[Data entries]
** Start **
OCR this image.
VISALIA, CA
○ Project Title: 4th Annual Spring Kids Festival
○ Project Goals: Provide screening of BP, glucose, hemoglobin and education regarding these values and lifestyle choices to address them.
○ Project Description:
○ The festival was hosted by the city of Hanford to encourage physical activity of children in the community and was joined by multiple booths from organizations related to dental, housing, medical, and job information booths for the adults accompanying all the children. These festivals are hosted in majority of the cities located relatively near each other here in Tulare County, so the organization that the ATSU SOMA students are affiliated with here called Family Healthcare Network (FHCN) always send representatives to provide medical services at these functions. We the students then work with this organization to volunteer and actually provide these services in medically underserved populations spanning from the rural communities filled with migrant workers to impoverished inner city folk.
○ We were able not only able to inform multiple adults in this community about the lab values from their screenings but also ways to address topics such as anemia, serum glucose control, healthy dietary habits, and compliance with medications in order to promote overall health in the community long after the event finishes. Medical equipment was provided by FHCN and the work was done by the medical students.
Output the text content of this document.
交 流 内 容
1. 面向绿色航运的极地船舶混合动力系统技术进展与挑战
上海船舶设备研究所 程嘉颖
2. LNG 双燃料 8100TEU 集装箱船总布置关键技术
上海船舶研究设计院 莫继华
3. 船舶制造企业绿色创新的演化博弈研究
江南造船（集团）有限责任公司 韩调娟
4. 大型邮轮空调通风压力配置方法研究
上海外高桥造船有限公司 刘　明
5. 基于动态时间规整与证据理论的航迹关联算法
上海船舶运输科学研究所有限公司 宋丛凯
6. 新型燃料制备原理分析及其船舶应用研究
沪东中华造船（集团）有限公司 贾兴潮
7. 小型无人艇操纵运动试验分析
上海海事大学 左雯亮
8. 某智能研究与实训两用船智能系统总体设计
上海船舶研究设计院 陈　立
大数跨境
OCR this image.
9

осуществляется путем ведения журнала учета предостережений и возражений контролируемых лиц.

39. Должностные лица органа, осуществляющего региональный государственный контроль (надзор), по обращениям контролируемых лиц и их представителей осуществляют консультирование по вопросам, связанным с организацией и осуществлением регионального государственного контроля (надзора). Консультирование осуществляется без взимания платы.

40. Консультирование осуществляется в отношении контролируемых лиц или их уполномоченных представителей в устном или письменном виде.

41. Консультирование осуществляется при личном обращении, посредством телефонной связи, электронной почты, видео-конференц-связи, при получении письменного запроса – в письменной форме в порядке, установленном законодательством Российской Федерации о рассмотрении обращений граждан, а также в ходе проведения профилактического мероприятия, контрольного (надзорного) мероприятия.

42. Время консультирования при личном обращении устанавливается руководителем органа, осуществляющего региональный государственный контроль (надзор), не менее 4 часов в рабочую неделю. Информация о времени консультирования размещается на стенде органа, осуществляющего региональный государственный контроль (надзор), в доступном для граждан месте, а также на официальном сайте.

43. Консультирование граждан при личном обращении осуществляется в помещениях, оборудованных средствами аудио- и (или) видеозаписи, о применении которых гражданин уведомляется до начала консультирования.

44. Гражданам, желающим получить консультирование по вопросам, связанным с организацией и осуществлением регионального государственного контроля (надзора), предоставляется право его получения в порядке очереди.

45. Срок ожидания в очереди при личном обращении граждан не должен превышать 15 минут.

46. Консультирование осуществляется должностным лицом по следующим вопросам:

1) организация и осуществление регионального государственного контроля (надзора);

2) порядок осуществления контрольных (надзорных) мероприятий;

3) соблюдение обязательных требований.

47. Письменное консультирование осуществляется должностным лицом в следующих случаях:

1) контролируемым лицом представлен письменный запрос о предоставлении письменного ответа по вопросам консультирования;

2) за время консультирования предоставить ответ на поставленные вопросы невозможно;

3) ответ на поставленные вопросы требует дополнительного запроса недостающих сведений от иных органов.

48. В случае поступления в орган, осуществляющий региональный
** End **
TASK INSTRUCTIONS: Pull every line containing the word "очереди" out of the material.

CORRECT RESULT:
44. Гражданам, желающим получить консультирование по вопросам, связанным с организацией и осуществлением регионального государственного контроля (надзора), предоставляется право его получения в порядке очереди.
45. Срок ожидания в очереди при личном обращении граждан не должен превышать 15 минут.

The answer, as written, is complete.